EXERCISE DETAILS:
What is the number of lines containing the word "Smartphones"? Give that number alone.

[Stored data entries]
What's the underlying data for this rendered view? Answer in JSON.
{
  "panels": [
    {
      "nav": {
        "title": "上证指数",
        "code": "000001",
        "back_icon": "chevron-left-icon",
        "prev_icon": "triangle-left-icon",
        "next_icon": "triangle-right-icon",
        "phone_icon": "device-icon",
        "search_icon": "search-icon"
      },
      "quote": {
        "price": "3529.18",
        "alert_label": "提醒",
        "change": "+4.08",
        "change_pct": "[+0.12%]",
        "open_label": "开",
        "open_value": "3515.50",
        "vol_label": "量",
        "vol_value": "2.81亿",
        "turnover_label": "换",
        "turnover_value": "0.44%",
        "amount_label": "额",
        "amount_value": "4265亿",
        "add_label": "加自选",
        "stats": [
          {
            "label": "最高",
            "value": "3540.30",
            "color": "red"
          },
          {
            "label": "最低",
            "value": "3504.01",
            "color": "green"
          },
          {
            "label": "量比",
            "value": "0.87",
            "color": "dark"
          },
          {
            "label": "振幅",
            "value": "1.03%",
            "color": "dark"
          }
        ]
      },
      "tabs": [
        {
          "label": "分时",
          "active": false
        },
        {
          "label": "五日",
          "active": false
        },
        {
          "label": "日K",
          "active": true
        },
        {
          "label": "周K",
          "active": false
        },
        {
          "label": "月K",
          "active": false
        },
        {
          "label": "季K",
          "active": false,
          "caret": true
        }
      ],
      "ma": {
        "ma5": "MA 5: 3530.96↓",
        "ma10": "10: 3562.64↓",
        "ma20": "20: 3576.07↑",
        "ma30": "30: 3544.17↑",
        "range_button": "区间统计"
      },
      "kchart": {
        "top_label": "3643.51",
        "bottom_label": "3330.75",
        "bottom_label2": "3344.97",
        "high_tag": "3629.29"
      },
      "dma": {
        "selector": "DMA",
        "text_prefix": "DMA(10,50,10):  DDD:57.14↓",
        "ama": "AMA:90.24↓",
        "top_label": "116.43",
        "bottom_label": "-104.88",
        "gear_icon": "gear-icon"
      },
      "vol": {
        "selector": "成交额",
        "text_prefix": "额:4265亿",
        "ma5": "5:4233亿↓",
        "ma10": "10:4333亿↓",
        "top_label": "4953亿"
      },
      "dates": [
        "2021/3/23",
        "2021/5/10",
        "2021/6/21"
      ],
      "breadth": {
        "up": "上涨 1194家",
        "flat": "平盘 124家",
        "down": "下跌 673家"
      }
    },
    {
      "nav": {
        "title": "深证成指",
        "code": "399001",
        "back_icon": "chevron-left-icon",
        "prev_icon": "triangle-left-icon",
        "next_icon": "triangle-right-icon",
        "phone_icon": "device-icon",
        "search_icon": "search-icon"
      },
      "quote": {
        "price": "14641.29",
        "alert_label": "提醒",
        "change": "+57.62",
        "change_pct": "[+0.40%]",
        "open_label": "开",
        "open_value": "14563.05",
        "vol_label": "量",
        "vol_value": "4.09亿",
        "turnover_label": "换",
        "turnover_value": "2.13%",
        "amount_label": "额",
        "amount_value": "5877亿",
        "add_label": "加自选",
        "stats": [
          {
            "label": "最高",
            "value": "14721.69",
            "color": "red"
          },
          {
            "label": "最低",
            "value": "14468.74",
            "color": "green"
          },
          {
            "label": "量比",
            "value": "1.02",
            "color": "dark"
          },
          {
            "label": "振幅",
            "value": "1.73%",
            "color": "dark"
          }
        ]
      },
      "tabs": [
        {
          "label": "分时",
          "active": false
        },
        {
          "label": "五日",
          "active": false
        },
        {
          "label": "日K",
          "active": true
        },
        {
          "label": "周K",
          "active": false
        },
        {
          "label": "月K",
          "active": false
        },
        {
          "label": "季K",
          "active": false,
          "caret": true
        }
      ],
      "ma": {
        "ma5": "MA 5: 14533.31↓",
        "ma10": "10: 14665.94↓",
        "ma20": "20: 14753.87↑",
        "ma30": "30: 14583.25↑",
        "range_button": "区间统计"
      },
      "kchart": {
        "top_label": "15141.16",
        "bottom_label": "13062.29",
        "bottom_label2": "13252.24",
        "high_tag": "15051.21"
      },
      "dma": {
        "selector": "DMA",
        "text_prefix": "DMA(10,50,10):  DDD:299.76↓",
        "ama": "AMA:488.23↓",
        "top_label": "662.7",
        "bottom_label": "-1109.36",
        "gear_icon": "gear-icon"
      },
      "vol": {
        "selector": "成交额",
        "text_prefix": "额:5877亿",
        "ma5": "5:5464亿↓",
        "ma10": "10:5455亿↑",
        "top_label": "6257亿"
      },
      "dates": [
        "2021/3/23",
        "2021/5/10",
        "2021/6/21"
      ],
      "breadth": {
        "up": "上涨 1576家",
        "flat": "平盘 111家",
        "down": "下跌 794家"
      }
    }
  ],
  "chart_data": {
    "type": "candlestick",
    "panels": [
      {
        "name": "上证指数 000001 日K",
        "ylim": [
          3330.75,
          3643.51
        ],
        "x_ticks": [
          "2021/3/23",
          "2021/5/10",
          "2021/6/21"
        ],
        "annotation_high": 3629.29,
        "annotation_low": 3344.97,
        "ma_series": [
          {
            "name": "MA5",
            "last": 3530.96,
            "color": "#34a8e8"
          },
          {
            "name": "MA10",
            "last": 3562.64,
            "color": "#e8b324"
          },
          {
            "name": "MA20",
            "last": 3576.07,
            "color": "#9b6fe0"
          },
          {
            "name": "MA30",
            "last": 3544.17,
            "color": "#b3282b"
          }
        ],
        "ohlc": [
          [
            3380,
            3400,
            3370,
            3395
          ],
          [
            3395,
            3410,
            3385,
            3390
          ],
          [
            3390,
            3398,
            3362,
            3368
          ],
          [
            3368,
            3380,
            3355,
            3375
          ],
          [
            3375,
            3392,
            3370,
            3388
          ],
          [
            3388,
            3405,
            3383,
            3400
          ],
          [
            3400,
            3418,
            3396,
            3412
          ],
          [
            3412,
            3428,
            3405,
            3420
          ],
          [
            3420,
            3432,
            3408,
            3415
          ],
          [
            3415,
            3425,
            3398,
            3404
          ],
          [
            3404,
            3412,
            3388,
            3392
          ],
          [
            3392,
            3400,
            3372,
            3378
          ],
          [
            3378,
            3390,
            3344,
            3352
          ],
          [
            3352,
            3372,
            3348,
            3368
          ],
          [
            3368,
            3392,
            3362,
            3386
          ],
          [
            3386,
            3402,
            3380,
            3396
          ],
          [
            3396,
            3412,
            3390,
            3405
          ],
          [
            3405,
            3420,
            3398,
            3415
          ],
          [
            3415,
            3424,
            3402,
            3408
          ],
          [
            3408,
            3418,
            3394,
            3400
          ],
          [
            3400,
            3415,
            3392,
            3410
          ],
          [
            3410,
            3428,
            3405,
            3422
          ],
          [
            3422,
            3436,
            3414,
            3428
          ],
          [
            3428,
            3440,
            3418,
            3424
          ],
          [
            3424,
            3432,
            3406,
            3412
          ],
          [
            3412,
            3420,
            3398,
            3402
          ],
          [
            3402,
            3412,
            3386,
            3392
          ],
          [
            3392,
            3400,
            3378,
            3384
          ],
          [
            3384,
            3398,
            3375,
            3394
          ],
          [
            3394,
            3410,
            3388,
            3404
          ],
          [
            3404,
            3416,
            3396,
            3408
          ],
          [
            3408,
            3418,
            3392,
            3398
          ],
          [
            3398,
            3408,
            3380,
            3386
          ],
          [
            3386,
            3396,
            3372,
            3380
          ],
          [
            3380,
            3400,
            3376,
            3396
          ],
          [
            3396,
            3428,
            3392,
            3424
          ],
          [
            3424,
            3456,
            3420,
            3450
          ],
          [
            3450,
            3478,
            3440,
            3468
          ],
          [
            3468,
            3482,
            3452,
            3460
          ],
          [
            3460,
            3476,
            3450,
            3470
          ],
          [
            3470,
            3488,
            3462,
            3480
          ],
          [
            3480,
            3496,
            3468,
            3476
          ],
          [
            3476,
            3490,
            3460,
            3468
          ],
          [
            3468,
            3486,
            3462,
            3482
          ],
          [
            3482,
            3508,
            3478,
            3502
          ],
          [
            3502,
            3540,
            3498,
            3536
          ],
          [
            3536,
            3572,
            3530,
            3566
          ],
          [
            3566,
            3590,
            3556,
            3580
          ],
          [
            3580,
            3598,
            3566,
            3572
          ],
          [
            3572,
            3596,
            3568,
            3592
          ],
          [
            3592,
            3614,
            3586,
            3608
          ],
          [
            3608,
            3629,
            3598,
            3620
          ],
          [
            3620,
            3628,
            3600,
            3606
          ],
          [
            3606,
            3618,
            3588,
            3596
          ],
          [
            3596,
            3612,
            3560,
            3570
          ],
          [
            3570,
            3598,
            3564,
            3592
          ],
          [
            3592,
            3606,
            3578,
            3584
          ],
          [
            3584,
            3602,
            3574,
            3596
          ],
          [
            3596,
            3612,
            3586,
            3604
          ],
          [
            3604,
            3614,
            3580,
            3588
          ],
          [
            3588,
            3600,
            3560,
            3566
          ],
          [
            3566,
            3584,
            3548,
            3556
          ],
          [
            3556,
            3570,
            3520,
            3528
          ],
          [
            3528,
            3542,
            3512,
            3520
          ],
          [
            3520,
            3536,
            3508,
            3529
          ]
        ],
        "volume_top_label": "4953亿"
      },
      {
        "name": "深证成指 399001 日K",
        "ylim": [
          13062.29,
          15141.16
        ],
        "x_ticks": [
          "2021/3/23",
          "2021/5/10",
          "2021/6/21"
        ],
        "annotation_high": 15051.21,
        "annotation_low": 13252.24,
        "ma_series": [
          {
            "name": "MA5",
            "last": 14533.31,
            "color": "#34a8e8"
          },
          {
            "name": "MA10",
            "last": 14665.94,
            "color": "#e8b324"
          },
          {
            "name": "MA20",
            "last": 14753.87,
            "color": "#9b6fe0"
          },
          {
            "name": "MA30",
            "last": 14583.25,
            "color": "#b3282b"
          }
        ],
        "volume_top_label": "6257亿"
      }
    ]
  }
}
...
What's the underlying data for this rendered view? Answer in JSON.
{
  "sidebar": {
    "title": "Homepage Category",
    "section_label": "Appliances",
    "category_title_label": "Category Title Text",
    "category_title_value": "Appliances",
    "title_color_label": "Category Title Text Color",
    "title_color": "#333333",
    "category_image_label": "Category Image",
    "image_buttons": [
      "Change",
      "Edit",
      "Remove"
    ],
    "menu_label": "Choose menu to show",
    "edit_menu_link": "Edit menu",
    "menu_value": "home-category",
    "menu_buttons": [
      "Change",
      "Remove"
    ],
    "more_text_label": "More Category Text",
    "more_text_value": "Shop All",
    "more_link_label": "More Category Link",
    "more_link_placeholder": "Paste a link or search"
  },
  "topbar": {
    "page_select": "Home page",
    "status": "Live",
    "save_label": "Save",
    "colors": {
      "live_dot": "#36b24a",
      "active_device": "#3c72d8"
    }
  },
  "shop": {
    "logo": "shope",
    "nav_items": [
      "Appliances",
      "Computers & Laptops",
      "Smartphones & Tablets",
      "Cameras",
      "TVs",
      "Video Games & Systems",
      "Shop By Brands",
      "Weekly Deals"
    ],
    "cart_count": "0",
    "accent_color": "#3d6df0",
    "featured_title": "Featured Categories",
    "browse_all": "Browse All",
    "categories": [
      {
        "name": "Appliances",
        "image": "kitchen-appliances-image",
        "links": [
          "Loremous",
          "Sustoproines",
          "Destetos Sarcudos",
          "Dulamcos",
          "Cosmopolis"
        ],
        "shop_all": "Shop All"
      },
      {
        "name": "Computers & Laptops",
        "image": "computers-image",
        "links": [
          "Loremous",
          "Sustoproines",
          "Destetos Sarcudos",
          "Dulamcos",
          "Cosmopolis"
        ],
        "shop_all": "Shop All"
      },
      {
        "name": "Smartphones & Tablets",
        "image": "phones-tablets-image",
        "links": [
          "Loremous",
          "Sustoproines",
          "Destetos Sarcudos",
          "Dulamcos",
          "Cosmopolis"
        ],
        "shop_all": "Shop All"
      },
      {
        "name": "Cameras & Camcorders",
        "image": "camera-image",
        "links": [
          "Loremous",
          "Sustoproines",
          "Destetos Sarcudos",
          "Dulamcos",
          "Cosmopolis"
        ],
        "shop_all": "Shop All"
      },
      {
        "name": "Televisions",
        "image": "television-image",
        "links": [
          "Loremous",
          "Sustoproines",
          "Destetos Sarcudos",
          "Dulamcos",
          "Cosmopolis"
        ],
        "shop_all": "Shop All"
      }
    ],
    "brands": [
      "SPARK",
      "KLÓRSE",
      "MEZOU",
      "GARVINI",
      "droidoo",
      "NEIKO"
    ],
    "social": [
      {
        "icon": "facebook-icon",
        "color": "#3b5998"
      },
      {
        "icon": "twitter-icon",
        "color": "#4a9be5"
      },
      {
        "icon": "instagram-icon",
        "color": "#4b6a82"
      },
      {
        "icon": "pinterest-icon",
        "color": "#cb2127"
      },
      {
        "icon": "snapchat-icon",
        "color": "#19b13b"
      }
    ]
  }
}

THE ANSWER:
2